▶ Selected extract
+++

The value of $v$ is not explicitly stored in memory but can be computed at any time. Instead, the value $s$ is stored, such that at time $t$ the value $v$ is expressed as follows: $$ v = \alpha^{s-t}. $$

Without going into detail, let us just say that with this approach, the update rule and estimation take the form:
\begin{align}\label{eq:edecay-update}
s &\mathop{\mapsto}^t t+\log_\alpha(1 + \alpha^{s - t}) \tag{1}\\
r(s, t) &= \alpha^{s - t}.\nonumber
\end{align}

1.3 QDecay: a Faster Decay

When looking at the exponential decay model, we can see that the decay function (in this case, the exponent) satisfies the differential equation:
$$\frac{dv}{dt} = -\lambda v.$$
In fact, from a physical point of view, it is instead the other way around: this is the equation describing radioactive decay, and the exponent is its solution.

Indeed, the meaning of the equation is that the rate of decay is proportional to the amount of matter available. At some point, we intended to improve the model making decay faster, so we tried to take a quadratic law (QDecay) instead of a linear one:
$$\frac{dv}{dt} = -\lambda v^2.$$
The solution is a new decay function:
$$
v(t) = \frac{1}{\lambda t + 1/v_0},
$$
and it is really gotten steeper.

Remark. It is hardly correct to say that a hyperbola is steeper than an exponent. However, large values decay indeed faster (and vice versa for small values).

+++

▶ Records
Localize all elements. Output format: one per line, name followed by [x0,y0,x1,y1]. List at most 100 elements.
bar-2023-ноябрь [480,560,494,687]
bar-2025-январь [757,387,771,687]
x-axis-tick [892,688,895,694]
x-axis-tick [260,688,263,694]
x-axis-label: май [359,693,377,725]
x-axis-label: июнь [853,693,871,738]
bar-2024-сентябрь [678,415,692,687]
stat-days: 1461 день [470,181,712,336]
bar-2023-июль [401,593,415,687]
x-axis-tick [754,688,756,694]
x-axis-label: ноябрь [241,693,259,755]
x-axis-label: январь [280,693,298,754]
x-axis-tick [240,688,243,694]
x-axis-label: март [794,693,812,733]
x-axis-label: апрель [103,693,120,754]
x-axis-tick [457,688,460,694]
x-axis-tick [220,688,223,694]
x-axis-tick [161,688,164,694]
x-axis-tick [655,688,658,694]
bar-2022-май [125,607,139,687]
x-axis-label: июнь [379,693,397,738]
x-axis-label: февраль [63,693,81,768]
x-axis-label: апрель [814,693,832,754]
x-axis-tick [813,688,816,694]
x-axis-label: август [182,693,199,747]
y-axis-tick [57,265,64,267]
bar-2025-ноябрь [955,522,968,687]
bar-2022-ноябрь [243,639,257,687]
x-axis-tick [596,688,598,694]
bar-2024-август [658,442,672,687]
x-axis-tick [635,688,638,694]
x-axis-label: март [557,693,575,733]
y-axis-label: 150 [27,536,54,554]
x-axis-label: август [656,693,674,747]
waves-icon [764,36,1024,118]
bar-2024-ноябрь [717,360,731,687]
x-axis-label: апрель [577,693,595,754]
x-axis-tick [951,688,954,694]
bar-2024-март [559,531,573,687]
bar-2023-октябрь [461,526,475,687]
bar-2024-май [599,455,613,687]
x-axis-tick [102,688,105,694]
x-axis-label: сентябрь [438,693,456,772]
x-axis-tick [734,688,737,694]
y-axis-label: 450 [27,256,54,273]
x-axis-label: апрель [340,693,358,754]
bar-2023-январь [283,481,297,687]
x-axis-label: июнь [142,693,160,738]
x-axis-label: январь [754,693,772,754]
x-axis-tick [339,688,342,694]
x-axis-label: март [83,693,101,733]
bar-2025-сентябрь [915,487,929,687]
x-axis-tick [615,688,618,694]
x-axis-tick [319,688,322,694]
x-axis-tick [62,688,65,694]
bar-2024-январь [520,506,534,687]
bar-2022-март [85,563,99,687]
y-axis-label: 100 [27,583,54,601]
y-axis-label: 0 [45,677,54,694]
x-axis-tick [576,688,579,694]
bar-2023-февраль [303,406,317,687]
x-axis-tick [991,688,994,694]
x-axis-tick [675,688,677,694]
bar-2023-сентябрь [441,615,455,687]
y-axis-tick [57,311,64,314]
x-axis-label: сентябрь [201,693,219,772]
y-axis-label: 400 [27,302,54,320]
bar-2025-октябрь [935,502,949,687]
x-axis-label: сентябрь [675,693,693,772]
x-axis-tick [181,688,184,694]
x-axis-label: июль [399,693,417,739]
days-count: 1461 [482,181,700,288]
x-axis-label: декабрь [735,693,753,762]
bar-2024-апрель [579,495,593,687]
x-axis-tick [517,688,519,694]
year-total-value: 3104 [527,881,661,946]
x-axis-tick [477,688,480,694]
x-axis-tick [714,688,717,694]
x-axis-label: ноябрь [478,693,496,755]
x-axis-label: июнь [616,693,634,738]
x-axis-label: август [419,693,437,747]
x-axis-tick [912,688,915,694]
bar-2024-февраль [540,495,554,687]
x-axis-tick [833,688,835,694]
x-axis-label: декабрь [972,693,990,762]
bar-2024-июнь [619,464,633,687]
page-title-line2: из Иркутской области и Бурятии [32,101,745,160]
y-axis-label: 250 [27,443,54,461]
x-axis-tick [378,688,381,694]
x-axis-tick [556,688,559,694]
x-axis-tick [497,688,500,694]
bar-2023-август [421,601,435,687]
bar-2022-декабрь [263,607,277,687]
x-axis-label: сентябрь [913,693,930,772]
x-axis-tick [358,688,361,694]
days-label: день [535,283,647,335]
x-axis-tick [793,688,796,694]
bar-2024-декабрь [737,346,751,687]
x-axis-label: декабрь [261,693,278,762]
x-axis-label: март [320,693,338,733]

+++

▶ Goal of the exercise
Extend the extract on decay models, picking up right after its closing remark about how large and small values decay. The rows have no connection to the extract on decay models.

▶ Written response
Similar to the model discussed previously (with exponential decay), here, we can represent the counter state as a single number $s$. The corresponding update rule and rate estimate look like this:
\begin{align}
s &\mathop{\mapsto}^t t - \frac{t-s}{1 + \lambda(t - s)} \tag{2}\label{eq:qdecay-update}
\\
r(s, t) &= \frac{1}{\lambda(t - s)}.\nonumber
\end{align}

The great thing here is that calculating the update function is cheap: it requires only elementary arithmetic operations, with only one division. That is, all we originally wanted was a faster horse (faster decay), but we got a new useful feature (cheaper calculations).

We could go further by providing a higher degree in the equation defining the decay function: $dv = -\lambda v^3 dt,$ and so on, but the solution is more complicated, the calculations are more expensive, and the obvious benefit is somehow not noticeable. Rejected

1.4 SW: Averaging of Interpacket Interval

Consider another approach to constructing counters, namely averaging. In this case, we will average the time interval between neighboring events. We call this value the interpacket interval, because we deal with network traffic, where the event is the arrival of a network packet, and the word “inter-event” has somehow not caught on.

Generally speaking, the point of this approach is that we have a sequence of values of some quantity (in this case, interpacket intervals) that changes too quickly to be used directly, and we want to smooth or average this sequence in some way.

Definition (averaging). Let there be a sequence $\langle p_n\rangle$, then its average at the $n$th step is defined as follows:
$$
\overline{p}_n = \frac{1}{n} \sum_{i = 1}^n p_i.
$$
Here, we get the arithmetic mean of the last $n$ members of the sequence.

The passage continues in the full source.